'''

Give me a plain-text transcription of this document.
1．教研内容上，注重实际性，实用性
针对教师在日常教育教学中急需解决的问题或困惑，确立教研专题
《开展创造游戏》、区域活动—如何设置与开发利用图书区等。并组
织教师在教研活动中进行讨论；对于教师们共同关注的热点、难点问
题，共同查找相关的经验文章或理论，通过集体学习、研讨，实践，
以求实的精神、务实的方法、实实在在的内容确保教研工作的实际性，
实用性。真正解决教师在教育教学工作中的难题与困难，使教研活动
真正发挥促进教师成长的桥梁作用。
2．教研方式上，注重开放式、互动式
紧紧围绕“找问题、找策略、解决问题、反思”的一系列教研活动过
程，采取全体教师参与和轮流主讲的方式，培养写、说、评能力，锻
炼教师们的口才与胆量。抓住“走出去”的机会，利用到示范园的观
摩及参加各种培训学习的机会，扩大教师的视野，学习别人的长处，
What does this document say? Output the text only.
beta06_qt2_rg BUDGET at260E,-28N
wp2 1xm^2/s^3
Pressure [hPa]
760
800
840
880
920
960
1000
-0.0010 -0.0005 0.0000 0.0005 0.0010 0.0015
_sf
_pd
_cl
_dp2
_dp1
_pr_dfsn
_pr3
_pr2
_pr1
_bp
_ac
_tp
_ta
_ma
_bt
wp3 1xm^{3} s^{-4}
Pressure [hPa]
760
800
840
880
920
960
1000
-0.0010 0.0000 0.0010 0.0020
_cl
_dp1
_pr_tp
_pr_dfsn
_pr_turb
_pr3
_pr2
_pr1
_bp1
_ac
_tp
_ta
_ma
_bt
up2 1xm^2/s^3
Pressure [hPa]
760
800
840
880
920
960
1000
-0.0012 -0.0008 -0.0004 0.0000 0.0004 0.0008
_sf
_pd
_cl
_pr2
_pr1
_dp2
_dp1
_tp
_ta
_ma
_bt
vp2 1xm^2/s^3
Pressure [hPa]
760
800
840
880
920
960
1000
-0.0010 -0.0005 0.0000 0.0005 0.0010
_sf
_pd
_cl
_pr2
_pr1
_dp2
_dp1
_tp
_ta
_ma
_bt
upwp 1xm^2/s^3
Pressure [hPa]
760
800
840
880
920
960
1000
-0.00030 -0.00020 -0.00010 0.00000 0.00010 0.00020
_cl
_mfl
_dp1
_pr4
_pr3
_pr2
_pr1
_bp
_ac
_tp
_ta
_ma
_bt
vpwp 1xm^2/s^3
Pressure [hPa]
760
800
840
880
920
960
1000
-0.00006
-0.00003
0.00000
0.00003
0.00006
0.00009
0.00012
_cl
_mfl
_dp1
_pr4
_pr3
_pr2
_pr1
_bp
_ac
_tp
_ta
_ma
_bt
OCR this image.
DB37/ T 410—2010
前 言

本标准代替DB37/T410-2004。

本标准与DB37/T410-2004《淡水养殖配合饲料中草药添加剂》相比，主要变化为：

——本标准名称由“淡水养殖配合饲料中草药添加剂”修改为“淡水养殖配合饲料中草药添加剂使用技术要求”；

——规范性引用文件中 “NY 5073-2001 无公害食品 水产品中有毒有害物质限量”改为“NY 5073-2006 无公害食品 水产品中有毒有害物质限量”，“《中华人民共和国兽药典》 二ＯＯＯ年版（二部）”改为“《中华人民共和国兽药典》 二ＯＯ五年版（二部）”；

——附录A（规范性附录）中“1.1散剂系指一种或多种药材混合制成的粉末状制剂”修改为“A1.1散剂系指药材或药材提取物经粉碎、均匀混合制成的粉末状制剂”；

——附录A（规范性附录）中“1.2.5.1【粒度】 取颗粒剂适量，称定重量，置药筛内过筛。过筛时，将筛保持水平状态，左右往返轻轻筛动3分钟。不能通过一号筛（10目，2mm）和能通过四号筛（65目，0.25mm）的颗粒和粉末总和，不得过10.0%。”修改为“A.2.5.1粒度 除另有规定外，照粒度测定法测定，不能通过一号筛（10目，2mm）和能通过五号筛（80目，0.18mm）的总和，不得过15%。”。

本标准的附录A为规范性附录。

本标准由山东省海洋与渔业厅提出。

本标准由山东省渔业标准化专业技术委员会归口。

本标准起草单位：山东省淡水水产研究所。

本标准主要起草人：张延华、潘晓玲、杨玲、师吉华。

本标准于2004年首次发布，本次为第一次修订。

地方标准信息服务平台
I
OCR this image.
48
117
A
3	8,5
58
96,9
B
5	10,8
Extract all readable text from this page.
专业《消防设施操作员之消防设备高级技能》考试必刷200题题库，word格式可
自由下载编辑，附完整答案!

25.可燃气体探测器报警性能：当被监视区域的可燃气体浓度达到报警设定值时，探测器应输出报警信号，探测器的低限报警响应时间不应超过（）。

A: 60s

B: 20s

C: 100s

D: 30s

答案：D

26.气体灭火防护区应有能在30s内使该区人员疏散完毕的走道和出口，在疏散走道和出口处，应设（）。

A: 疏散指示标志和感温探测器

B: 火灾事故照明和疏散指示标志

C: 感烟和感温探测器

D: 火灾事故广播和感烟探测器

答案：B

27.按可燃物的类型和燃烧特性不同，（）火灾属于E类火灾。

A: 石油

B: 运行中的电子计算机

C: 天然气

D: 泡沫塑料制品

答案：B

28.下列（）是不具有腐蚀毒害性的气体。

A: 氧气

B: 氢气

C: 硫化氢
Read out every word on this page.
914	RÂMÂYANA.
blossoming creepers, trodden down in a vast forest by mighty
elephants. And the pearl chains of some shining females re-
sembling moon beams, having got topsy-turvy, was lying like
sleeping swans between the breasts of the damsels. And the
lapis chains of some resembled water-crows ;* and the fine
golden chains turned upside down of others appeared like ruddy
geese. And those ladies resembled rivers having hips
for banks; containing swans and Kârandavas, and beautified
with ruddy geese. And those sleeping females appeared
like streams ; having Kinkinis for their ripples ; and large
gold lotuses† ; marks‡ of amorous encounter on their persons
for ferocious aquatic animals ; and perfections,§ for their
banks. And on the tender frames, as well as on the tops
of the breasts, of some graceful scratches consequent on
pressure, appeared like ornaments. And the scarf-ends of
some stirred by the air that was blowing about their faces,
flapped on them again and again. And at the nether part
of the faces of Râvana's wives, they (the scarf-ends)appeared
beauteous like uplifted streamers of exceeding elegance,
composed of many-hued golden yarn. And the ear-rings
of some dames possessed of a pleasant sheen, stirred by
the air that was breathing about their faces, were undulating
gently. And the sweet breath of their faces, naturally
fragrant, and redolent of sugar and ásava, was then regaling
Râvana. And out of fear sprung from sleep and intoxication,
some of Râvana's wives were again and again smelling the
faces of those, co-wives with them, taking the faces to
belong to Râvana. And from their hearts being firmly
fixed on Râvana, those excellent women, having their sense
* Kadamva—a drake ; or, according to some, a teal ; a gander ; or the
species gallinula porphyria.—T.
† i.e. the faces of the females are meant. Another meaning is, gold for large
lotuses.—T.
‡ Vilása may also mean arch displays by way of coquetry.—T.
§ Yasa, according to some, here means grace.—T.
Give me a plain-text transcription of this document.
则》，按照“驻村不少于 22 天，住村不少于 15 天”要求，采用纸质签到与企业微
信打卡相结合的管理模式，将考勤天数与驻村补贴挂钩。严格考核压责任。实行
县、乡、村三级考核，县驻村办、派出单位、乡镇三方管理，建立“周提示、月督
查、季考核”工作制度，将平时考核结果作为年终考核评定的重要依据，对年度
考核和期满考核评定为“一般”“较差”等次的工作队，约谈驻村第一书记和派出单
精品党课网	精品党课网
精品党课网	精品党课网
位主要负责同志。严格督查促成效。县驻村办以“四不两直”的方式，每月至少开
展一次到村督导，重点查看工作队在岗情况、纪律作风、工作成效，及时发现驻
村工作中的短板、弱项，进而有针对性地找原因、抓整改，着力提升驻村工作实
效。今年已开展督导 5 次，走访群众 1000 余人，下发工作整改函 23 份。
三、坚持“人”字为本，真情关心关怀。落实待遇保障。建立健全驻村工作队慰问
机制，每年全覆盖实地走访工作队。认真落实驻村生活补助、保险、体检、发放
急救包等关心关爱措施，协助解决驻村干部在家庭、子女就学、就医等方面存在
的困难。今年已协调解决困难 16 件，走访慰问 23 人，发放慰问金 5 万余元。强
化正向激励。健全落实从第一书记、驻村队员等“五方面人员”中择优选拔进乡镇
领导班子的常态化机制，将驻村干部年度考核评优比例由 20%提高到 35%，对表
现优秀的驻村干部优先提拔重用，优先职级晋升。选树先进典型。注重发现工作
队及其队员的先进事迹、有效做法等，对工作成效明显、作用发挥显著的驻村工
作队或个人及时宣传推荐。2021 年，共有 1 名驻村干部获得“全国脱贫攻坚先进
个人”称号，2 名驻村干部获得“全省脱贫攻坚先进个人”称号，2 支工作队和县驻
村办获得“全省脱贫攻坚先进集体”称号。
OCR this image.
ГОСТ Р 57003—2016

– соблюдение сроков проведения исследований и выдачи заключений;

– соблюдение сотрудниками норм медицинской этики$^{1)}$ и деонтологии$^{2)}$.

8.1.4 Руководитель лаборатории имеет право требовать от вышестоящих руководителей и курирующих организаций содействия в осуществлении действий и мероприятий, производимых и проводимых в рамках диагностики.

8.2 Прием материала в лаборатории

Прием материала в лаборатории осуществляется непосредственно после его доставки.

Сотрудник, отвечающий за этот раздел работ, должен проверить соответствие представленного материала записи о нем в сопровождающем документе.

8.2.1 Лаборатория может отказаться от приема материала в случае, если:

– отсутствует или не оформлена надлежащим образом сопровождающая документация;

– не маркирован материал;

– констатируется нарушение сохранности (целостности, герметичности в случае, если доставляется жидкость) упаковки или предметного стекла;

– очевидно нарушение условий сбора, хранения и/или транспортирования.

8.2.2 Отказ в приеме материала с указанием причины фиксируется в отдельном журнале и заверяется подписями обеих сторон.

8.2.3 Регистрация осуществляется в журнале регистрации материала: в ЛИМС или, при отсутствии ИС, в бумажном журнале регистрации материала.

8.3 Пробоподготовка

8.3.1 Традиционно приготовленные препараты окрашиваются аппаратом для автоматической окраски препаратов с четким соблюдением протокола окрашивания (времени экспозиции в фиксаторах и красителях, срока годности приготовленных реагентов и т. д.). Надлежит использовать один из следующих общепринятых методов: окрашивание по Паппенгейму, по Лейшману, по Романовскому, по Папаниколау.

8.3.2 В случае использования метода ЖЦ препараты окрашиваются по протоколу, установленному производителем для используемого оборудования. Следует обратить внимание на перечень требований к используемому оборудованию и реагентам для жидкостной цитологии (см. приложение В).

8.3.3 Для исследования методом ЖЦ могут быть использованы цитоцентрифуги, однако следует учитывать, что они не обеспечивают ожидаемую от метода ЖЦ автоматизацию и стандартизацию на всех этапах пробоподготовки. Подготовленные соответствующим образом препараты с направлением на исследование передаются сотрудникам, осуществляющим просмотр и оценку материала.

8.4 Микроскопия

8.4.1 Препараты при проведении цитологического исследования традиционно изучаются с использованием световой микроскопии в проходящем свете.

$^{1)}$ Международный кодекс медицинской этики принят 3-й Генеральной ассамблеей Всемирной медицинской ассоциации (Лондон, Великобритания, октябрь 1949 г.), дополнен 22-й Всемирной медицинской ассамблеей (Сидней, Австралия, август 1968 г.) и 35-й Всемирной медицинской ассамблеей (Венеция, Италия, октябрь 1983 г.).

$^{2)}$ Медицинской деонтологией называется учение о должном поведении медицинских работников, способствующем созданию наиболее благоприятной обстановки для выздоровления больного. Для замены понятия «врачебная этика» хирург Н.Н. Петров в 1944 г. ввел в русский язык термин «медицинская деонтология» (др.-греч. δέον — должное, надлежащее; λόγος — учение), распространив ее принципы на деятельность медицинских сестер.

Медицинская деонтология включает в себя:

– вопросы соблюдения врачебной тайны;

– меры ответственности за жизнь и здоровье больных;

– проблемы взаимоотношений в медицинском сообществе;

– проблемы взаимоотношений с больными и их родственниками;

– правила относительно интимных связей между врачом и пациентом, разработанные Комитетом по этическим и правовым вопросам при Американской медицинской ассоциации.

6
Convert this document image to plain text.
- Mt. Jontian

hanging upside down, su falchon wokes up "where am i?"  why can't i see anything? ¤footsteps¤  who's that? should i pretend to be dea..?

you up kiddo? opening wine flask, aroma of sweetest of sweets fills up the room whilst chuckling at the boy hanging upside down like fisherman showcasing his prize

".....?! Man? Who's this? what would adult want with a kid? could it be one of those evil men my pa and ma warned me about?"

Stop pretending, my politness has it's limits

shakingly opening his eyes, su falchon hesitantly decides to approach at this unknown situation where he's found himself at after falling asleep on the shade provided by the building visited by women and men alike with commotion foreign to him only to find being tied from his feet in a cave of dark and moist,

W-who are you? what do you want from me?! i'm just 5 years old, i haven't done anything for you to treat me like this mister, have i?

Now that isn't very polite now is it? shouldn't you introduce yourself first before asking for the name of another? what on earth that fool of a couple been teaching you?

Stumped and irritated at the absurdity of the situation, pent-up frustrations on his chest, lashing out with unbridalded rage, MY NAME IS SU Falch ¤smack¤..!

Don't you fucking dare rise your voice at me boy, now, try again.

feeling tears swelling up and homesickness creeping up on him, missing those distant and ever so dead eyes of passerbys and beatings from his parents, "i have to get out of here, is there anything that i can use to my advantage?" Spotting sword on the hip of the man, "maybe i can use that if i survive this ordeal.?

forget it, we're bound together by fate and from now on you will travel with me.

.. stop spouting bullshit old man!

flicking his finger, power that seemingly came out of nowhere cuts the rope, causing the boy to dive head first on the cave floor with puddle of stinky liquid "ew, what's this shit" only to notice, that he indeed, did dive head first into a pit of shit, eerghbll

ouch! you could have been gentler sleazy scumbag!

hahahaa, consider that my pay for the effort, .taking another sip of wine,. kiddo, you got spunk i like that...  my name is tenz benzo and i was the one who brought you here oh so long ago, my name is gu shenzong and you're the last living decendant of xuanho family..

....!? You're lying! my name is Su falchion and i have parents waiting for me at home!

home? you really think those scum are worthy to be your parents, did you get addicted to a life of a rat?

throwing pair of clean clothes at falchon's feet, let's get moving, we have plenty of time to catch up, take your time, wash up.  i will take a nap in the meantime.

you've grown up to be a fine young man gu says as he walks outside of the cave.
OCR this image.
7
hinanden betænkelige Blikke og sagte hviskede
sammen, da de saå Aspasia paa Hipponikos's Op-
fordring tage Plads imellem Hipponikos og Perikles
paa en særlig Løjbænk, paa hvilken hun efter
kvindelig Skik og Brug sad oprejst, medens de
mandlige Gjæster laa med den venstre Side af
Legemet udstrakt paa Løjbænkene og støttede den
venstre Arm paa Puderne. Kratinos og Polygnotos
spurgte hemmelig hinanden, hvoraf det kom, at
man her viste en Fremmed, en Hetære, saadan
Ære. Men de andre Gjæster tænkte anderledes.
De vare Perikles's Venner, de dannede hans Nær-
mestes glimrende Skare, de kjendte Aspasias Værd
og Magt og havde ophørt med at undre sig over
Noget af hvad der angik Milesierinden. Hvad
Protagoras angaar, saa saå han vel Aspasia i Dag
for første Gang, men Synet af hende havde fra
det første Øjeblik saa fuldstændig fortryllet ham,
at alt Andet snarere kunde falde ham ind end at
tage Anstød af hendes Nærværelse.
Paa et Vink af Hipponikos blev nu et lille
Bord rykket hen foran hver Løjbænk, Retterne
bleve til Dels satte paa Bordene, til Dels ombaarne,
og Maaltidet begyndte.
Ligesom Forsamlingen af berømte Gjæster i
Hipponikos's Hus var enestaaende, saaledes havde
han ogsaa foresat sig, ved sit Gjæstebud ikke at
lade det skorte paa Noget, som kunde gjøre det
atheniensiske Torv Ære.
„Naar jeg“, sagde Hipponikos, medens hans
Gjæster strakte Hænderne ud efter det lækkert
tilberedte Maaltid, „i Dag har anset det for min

'''

What is required
Filter the entries down to the lines with the word "нарушение" in them.

Solution to this problem
– констатируется нарушение сохранности (целостности, герметичности в случае, если доставляется жидкость) упаковки или предметного стекла;
– очевидно нарушение условий сбора, хранения и/или транспортирования.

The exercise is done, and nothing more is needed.